> **Instructions for the task**
Duplicate the lines running from the one containing "List every element" through the one containing "menu-item-group[interactable]: Group bbox=[741, 828, 1207, 900]", both included, and leave the pictures out.
[start of Records for the task]
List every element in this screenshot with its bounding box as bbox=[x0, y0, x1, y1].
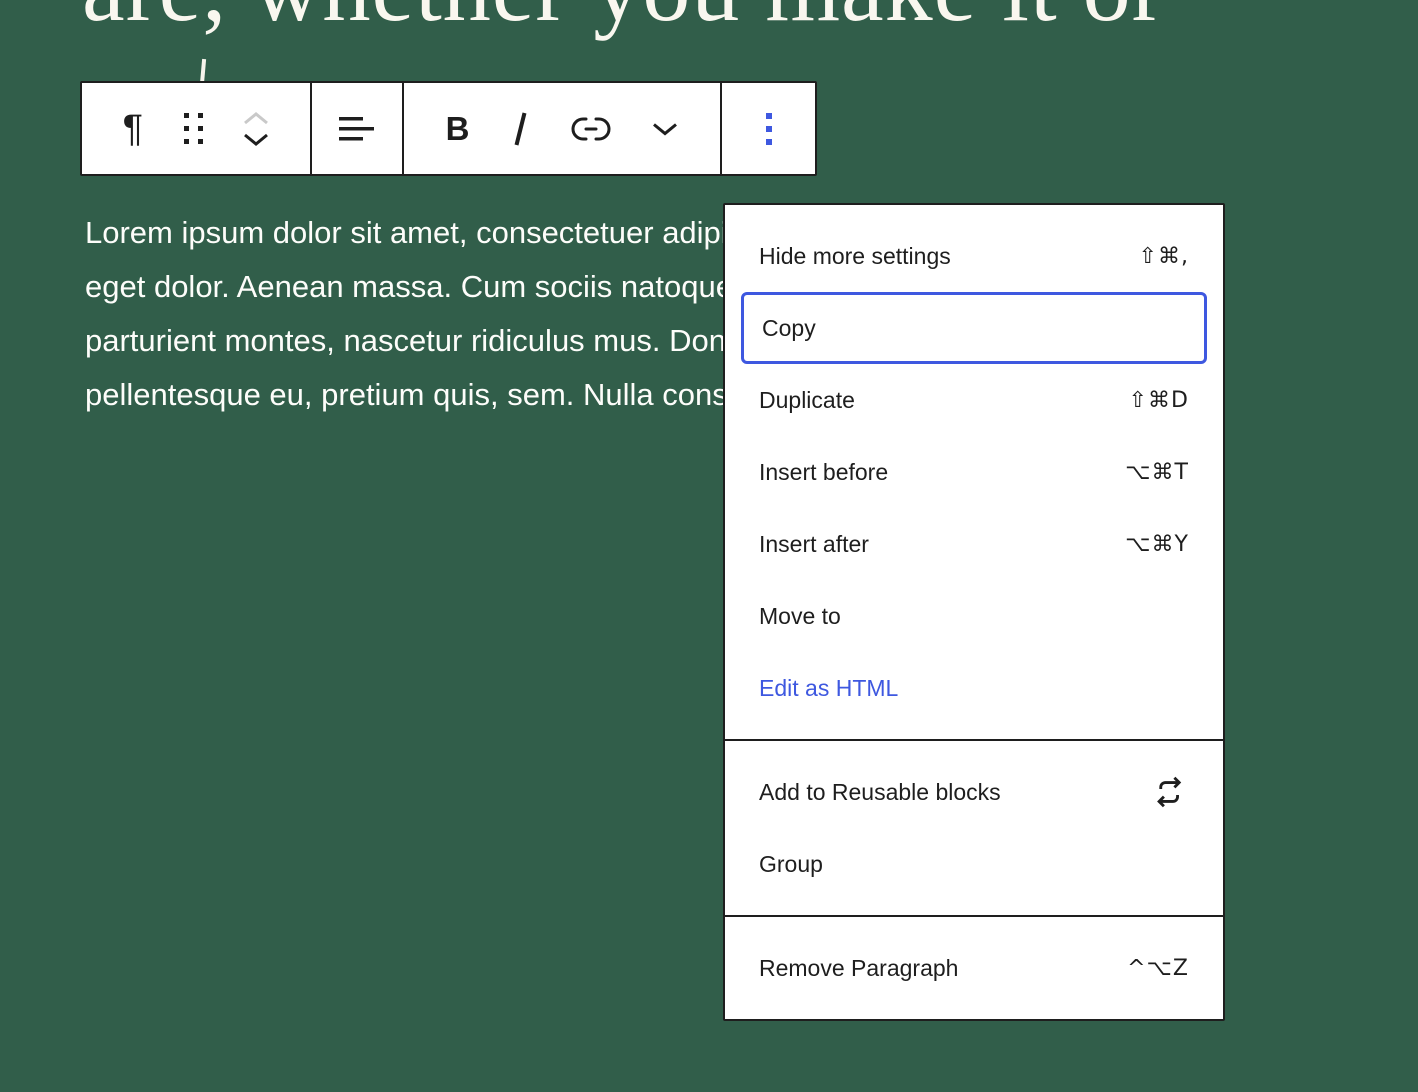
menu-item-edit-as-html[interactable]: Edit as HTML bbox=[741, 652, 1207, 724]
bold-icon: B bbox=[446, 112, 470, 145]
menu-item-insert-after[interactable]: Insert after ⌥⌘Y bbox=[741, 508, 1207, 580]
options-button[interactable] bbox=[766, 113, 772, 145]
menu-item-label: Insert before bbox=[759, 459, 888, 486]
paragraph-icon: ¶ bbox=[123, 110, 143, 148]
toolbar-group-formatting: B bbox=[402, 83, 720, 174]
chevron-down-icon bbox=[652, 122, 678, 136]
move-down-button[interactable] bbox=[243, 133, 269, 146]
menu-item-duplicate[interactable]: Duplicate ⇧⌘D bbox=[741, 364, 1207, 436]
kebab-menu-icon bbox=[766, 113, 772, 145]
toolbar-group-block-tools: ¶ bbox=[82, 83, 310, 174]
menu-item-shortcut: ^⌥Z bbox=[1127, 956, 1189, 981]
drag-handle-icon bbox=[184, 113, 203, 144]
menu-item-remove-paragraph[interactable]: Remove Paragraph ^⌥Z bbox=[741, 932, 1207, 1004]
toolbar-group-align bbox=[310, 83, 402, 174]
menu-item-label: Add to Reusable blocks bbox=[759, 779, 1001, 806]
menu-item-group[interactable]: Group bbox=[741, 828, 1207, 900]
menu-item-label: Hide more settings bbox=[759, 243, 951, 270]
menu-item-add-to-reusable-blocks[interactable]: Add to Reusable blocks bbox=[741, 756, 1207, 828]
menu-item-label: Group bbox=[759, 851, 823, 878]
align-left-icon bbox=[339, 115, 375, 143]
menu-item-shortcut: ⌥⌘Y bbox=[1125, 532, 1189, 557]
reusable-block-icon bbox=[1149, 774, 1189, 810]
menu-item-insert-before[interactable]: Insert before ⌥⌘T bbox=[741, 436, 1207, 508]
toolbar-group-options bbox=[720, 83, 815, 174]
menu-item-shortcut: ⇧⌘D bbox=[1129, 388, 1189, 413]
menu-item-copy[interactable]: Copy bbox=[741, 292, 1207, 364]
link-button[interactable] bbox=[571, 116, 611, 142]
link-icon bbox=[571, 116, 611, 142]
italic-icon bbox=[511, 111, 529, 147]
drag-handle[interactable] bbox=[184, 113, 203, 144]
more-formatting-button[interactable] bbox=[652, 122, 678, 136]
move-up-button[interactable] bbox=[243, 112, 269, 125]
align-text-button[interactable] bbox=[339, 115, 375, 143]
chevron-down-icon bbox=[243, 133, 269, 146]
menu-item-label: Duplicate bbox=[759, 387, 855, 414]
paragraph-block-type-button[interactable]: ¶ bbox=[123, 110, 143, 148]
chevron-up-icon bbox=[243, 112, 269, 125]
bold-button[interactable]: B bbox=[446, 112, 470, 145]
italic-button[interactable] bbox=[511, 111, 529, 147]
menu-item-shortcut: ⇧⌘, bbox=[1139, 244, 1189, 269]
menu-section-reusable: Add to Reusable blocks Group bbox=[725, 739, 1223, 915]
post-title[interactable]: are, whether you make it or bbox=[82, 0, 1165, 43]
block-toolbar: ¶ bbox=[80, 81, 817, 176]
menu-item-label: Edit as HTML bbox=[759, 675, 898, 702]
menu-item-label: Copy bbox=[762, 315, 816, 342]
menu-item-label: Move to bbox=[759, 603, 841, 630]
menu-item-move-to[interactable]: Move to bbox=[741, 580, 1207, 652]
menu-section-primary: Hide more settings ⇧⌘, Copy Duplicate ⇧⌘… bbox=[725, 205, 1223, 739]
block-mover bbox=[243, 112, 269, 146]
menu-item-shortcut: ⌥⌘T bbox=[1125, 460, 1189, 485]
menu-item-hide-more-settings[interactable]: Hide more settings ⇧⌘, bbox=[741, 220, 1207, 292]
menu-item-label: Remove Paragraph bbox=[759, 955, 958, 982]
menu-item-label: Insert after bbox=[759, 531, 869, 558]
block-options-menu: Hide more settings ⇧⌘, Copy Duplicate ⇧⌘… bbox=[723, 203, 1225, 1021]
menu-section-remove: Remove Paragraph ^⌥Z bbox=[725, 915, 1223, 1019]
[end of Records for the task]
[start of Records for the task]
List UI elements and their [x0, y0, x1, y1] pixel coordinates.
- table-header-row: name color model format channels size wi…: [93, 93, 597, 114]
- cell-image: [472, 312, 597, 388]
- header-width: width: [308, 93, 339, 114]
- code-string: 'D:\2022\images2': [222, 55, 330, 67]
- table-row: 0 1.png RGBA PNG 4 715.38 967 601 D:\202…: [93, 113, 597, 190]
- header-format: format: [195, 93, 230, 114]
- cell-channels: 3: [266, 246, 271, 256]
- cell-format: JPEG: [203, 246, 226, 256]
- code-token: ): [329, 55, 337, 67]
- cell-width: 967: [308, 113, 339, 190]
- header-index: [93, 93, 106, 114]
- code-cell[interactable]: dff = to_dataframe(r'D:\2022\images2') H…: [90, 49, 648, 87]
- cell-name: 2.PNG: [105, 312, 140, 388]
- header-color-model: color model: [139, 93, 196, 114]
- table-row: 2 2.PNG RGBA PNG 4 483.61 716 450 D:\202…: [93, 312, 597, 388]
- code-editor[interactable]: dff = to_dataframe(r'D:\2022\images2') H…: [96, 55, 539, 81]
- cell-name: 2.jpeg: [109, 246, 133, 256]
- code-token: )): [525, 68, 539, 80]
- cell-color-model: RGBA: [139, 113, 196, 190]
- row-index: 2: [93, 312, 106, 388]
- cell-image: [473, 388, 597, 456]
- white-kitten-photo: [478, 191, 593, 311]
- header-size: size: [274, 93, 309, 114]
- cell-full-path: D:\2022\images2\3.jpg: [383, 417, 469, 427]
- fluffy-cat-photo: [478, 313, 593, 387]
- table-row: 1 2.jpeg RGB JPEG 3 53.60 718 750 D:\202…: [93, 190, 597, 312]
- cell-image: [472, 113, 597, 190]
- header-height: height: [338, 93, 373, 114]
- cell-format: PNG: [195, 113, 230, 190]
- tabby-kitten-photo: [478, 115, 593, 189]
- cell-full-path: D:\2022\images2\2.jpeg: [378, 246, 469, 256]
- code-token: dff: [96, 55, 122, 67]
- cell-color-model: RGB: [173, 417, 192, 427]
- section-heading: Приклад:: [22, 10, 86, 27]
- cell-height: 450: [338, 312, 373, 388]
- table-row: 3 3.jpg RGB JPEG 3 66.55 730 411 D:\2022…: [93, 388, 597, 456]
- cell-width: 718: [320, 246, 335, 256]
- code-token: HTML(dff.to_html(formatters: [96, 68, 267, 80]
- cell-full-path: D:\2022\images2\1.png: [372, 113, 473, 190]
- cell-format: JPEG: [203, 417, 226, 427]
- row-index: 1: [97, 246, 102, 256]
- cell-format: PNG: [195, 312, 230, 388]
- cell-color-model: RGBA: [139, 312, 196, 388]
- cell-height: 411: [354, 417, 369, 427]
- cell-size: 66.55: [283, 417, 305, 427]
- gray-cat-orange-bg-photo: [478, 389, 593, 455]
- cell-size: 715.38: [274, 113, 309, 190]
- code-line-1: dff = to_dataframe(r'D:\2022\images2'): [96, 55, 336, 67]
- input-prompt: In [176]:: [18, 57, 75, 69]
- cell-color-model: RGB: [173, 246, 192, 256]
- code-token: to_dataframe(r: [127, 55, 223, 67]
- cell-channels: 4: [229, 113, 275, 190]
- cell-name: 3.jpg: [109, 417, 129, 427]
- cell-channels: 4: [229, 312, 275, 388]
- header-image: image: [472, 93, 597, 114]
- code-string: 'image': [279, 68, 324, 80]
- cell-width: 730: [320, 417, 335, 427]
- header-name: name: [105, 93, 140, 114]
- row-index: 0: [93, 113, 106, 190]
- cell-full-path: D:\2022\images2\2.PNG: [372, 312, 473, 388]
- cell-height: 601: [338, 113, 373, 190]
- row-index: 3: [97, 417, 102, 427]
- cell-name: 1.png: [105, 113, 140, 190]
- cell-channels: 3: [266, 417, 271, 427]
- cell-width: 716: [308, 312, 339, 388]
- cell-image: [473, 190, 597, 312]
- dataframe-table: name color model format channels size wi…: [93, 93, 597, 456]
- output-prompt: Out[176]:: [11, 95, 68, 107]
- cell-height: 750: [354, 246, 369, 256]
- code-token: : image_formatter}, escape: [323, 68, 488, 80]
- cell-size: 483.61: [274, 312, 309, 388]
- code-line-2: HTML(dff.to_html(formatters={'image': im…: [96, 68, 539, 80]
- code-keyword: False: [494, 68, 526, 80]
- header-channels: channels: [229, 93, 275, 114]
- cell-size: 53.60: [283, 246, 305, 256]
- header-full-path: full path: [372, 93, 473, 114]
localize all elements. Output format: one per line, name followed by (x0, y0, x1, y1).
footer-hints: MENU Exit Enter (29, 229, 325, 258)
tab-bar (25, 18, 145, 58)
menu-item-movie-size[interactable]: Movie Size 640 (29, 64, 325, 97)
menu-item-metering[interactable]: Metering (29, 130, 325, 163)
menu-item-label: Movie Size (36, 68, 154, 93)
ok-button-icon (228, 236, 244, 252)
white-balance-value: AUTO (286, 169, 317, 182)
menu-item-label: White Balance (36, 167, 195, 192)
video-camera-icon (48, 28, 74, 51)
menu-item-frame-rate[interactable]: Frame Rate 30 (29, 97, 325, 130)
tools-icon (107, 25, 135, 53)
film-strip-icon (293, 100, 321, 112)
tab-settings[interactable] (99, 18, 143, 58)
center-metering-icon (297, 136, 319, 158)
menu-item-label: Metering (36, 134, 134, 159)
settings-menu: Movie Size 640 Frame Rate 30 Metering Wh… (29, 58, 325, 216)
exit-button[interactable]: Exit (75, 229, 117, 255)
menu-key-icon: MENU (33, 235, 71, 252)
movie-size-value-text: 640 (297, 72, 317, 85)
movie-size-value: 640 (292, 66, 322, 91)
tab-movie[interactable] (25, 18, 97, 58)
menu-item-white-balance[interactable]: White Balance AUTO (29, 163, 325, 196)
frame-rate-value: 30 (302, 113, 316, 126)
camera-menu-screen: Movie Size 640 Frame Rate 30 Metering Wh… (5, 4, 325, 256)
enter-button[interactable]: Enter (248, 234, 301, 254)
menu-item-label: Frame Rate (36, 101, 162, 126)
[end of Records for the task]
[start of Records for the task]
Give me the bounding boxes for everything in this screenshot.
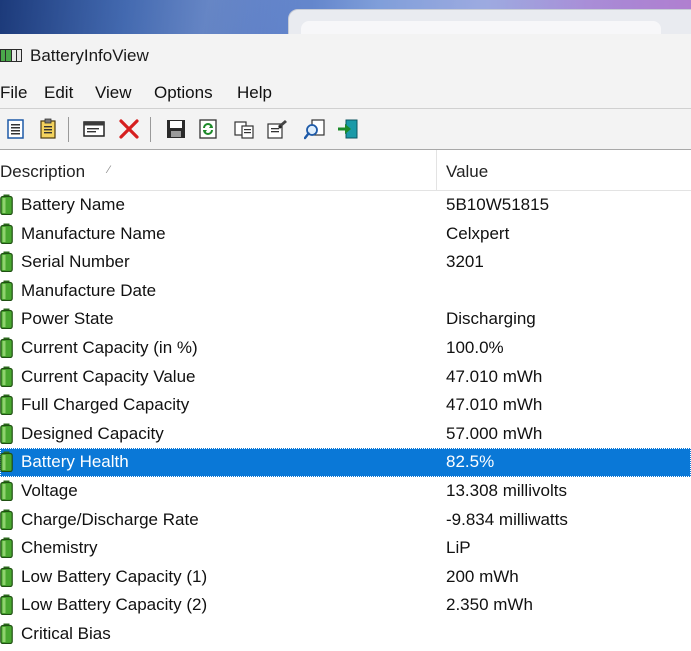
[end of Records for the task]
> **Full output**
List every element in this screenshot with its bounding box as bbox=[x0, y0, x1, y1].
menu-item-edit-as-html[interactable]: Edit as HTML bbox=[741, 652, 1207, 724]
bold-icon: B bbox=[446, 112, 470, 145]
menu-item-insert-after[interactable]: Insert after ⌥⌘Y bbox=[741, 508, 1207, 580]
options-button[interactable] bbox=[766, 113, 772, 145]
menu-item-label: Insert before bbox=[759, 459, 888, 486]
paragraph-icon: ¶ bbox=[123, 110, 143, 148]
toolbar-group-formatting: B bbox=[402, 83, 720, 174]
chevron-down-icon bbox=[652, 122, 678, 136]
move-down-button[interactable] bbox=[243, 133, 269, 146]
menu-item-duplicate[interactable]: Duplicate ⇧⌘D bbox=[741, 364, 1207, 436]
kebab-menu-icon bbox=[766, 113, 772, 145]
toolbar-group-block-tools: ¶ bbox=[82, 83, 310, 174]
menu-item-shortcut: ^⌥Z bbox=[1127, 956, 1189, 981]
drag-handle-icon bbox=[184, 113, 203, 144]
menu-item-remove-paragraph[interactable]: Remove Paragraph ^⌥Z bbox=[741, 932, 1207, 1004]
toolbar-group-align bbox=[310, 83, 402, 174]
menu-item-label: Add to Reusable blocks bbox=[759, 779, 1001, 806]
menu-item-group[interactable]: Group bbox=[741, 828, 1207, 900]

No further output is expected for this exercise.